> Set task
Pull out every line containing the string "JSON".

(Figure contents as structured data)
-- START --

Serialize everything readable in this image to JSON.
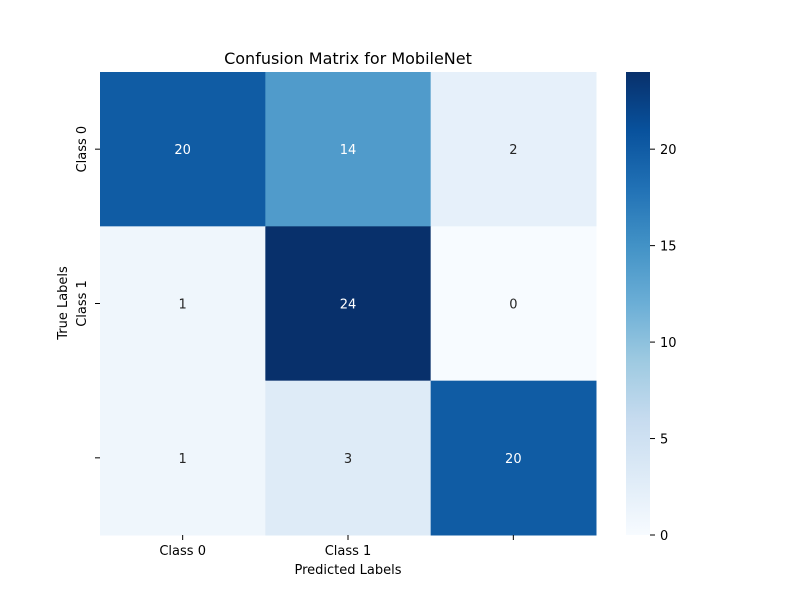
{
  "chart_data": {
    "type": "heatmap",
    "title": "Confusion Matrix for MobileNet",
    "xlabel": "Predicted Labels",
    "ylabel": "True Labels",
    "x_tick_labels": [
      "Class 0",
      "Class 1",
      ""
    ],
    "y_tick_labels": [
      "Class 0",
      "Class 1",
      ""
    ],
    "matrix": [
      [
        20,
        14,
        2
      ],
      [
        1,
        24,
        0
      ],
      [
        1,
        3,
        20
      ]
    ],
    "colormap": "Blues",
    "vmin": 0,
    "vmax": 24,
    "colorbar_ticks": [
      0,
      5,
      10,
      15,
      20
    ],
    "colors": {
      "text_dark": "#262626",
      "text_light": "#ffffff"
    }
  }
}
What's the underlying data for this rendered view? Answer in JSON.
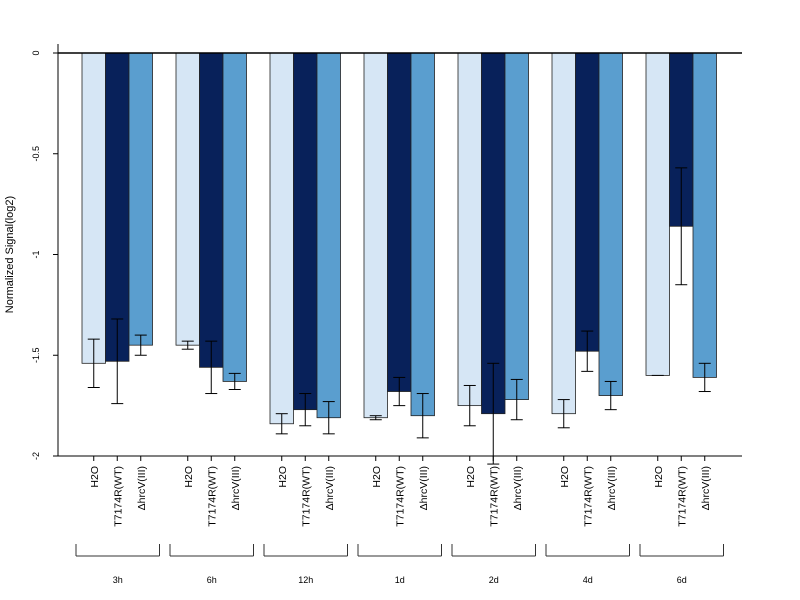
{
  "chart_data": {
    "type": "bar",
    "ylabel": "Normalized Signal(log2)",
    "ylim": [
      -2,
      0
    ],
    "yticks": [
      "0",
      "-0.5",
      "-1",
      "-1.5",
      "-2"
    ],
    "ytick_values": [
      0,
      -0.5,
      -1,
      -1.5,
      -2
    ],
    "groups": [
      "3h",
      "6h",
      "12h",
      "1d",
      "2d",
      "4d",
      "6d"
    ],
    "bar_labels": [
      "H2O",
      "T7174R(WT)",
      "ΔhrcV(III)"
    ],
    "colors": [
      "#d6e6f5",
      "#08215a",
      "#5a9ecf"
    ],
    "series": [
      {
        "name": "H2O",
        "values": [
          -1.54,
          -1.45,
          -1.84,
          -1.81,
          -1.75,
          -1.79,
          -1.6
        ],
        "err": [
          0.12,
          0.02,
          0.05,
          0.01,
          0.1,
          0.07,
          0.0
        ]
      },
      {
        "name": "T7174R(WT)",
        "values": [
          -1.53,
          -1.56,
          -1.77,
          -1.68,
          -1.79,
          -1.48,
          -0.86
        ],
        "err": [
          0.21,
          0.13,
          0.08,
          0.07,
          0.25,
          0.1,
          0.29
        ]
      },
      {
        "name": "ΔhrcV(III)",
        "values": [
          -1.45,
          -1.63,
          -1.81,
          -1.8,
          -1.72,
          -1.7,
          -1.61
        ],
        "err": [
          0.05,
          0.04,
          0.08,
          0.11,
          0.1,
          0.07,
          0.07
        ]
      }
    ]
  }
}
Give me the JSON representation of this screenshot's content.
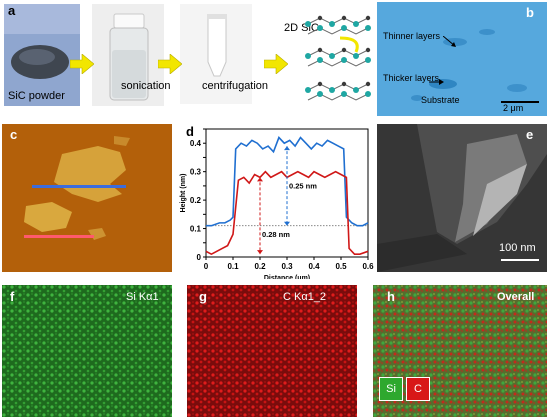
{
  "panels": {
    "a": {
      "letter": "a",
      "sic_powder": "SiC powder",
      "sonication": "sonication",
      "centrifugation": "centrifugation",
      "sic_2d": "2D SiC"
    },
    "b": {
      "letter": "b",
      "thinner": "Thinner layers",
      "thicker": "Thicker layers",
      "substrate": "Substrate",
      "scale": "2 μm"
    },
    "c": {
      "letter": "c"
    },
    "d": {
      "letter": "d",
      "annot_blue": "0.25 nm",
      "annot_red": "0.28 nm"
    },
    "e": {
      "letter": "e",
      "scale": "100 nm"
    },
    "f": {
      "letter": "f",
      "label": "Si Kα1"
    },
    "g": {
      "letter": "g",
      "label": "C Kα1_2"
    },
    "h": {
      "letter": "h",
      "label": "Overall",
      "legend_si": "Si",
      "legend_c": "C"
    }
  },
  "colors": {
    "arrow": "#f2e600",
    "afm_bg": "#b8660c",
    "blue_line": "#1f6fd0",
    "red_line": "#d01818",
    "eds_si": "#2ea82e",
    "eds_c": "#d81818",
    "sem_bg": "#3a3a3a"
  },
  "chart_data": {
    "type": "line",
    "title": "",
    "xlabel": "Distance (μm)",
    "ylabel": "Height (nm)",
    "xlim": [
      0,
      0.6
    ],
    "ylim": [
      0,
      0.45
    ],
    "xticks": [
      "0",
      "0.1",
      "0.2",
      "0.3",
      "0.4",
      "0.5",
      "0.6"
    ],
    "yticks": [
      "0",
      "0.05",
      "0.1",
      "0.15",
      "0.2",
      "0.25",
      "0.3",
      "0.35",
      "0.4",
      "0.45"
    ],
    "series": [
      {
        "color": "#1f6fd0",
        "x": [
          0.0,
          0.02,
          0.05,
          0.07,
          0.09,
          0.1,
          0.11,
          0.13,
          0.15,
          0.17,
          0.19,
          0.21,
          0.23,
          0.25,
          0.27,
          0.29,
          0.31,
          0.33,
          0.35,
          0.37,
          0.39,
          0.41,
          0.43,
          0.45,
          0.47,
          0.49,
          0.51,
          0.52,
          0.54,
          0.56,
          0.58,
          0.6
        ],
        "y": [
          0.11,
          0.11,
          0.12,
          0.12,
          0.13,
          0.14,
          0.38,
          0.4,
          0.39,
          0.41,
          0.4,
          0.38,
          0.39,
          0.37,
          0.42,
          0.4,
          0.41,
          0.39,
          0.42,
          0.4,
          0.38,
          0.4,
          0.39,
          0.41,
          0.4,
          0.39,
          0.38,
          0.14,
          0.12,
          0.11,
          0.11,
          0.12
        ]
      },
      {
        "color": "#d01818",
        "x": [
          0.0,
          0.02,
          0.04,
          0.06,
          0.08,
          0.1,
          0.12,
          0.14,
          0.16,
          0.18,
          0.2,
          0.22,
          0.24,
          0.26,
          0.28,
          0.3,
          0.32,
          0.34,
          0.36,
          0.38,
          0.4,
          0.42,
          0.44,
          0.46,
          0.48,
          0.5,
          0.52,
          0.53,
          0.55,
          0.57,
          0.6
        ],
        "y": [
          0.02,
          0.01,
          0.02,
          0.03,
          0.04,
          0.08,
          0.27,
          0.28,
          0.26,
          0.29,
          0.28,
          0.3,
          0.28,
          0.29,
          0.3,
          0.28,
          0.29,
          0.3,
          0.29,
          0.28,
          0.3,
          0.29,
          0.28,
          0.29,
          0.3,
          0.29,
          0.28,
          0.03,
          0.01,
          0.01,
          0.02
        ]
      }
    ],
    "reference_line": {
      "y": 0.11,
      "style": "dotted"
    }
  }
}
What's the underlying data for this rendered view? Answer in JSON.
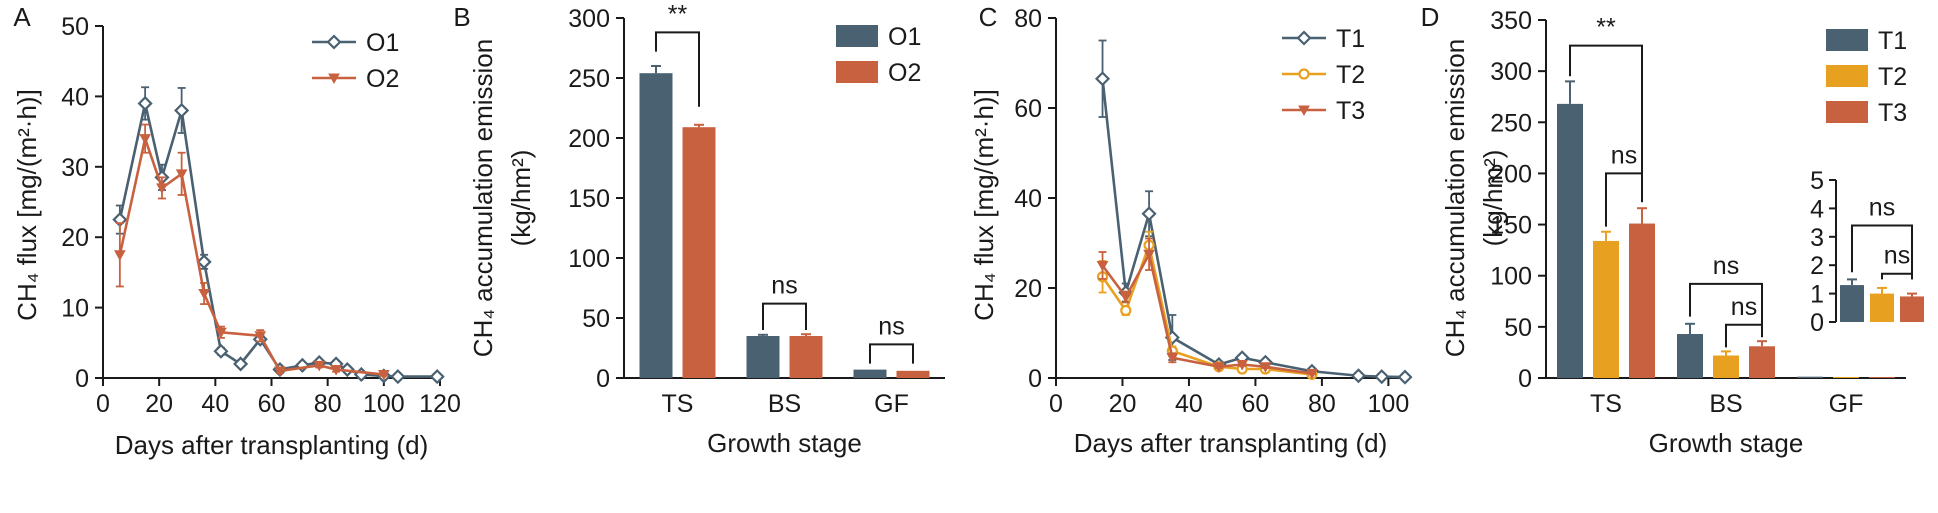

-- END --

> Result
Serialize everything readable in this image to JSON.
What's the underlying data for this rendered view? Answer in JSON.
Give me the JSON representation of this screenshot's content.
What's the underlying data for this rendered view? Answer in JSON.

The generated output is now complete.